In the data below, find every line that has the string "Rural", and copy it.

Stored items
____________

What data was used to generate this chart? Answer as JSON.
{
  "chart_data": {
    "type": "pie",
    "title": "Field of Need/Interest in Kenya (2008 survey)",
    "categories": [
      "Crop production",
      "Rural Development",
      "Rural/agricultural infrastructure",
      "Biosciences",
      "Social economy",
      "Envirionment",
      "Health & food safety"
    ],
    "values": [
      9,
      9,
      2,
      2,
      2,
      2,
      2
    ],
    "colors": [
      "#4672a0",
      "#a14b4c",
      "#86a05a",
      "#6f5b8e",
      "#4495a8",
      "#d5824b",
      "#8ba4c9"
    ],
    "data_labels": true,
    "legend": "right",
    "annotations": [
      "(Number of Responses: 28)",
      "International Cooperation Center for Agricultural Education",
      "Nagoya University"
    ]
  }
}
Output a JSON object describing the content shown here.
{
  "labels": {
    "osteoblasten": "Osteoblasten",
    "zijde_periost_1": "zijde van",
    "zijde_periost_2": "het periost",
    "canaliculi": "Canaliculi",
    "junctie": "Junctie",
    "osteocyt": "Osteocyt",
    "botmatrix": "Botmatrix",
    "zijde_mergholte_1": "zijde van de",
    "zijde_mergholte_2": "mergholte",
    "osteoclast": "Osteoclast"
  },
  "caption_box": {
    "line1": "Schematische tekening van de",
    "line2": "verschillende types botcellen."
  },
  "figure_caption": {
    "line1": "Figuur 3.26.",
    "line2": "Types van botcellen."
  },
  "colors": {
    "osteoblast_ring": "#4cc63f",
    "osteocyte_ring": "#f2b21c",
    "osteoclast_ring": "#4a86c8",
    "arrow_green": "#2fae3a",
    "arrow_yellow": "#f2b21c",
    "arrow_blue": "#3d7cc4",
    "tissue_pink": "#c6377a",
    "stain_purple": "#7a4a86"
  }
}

____________

_Answer to the problem:_
      "Rural Development",
      "Rural/agricultural infrastructure",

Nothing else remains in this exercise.